» **What to do**:
Search the entries for the word "name" and pull out each line that has it.

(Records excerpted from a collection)
>> Start

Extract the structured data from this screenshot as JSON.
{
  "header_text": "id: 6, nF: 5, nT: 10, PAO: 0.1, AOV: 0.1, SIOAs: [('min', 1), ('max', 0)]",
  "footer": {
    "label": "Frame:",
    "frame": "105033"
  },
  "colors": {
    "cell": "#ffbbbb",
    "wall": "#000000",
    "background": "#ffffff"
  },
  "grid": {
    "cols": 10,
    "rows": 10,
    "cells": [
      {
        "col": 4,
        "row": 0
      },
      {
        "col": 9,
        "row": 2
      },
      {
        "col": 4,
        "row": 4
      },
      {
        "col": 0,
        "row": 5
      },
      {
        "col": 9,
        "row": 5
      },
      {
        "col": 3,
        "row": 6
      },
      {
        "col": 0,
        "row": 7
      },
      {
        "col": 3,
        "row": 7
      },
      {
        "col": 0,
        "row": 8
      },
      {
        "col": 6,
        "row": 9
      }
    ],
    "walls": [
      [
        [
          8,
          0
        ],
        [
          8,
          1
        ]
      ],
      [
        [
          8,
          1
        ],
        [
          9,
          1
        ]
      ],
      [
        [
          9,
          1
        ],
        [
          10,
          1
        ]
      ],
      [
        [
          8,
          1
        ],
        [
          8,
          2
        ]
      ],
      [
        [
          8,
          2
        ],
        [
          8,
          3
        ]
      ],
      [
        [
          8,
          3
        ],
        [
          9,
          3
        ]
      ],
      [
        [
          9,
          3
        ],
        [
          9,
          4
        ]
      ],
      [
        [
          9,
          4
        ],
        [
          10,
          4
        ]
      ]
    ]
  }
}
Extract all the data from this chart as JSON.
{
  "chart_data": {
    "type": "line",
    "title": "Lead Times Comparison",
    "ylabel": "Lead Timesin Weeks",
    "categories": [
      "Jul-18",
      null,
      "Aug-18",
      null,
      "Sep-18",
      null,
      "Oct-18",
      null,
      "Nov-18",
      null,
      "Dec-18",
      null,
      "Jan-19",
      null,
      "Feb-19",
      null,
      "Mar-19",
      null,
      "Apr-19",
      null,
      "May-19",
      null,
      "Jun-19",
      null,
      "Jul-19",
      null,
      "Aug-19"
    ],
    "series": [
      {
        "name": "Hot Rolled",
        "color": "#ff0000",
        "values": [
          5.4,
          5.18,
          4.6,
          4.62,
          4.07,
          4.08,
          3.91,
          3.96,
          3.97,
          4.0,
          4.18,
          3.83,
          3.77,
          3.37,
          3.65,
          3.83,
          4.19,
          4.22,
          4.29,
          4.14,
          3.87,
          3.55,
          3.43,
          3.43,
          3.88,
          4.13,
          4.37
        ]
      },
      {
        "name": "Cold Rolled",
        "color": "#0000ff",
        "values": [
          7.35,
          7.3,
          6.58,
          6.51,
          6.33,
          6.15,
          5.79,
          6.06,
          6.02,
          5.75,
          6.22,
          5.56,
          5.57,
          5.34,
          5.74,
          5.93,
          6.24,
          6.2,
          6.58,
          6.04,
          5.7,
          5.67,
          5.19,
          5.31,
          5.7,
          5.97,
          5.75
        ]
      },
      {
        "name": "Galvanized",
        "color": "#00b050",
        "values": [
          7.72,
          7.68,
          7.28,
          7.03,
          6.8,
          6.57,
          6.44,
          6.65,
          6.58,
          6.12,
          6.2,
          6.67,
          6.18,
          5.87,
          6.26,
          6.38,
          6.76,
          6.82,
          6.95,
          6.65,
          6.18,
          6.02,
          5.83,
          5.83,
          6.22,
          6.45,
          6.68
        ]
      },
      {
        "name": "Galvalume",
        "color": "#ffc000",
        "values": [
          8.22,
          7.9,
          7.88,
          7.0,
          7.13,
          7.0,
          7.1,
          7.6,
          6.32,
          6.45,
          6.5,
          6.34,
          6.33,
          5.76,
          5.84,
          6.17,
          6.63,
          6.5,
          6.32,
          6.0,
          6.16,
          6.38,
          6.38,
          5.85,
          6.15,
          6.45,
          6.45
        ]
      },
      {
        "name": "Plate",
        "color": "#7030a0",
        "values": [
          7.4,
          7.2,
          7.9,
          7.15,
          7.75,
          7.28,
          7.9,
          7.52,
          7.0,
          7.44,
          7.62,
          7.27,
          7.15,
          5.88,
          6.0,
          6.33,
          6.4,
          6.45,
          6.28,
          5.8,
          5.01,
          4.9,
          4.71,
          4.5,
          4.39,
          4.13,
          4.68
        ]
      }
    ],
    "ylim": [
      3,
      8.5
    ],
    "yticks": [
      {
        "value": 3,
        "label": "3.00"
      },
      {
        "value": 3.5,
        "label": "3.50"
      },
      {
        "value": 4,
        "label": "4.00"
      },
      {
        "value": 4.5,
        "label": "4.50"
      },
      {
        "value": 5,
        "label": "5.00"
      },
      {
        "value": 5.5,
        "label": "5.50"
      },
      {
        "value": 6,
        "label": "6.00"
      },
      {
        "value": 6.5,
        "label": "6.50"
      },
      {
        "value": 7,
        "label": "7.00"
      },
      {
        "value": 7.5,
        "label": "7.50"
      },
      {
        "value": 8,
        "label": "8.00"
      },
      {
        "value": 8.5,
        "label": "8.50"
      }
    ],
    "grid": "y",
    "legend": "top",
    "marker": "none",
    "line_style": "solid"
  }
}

>> End

» **Reply**:
        "name": "Hot Rolled",
        "name": "Cold Rolled",
        "name": "Galvanized",
        "name": "Galvalume",
        "name": "Plate",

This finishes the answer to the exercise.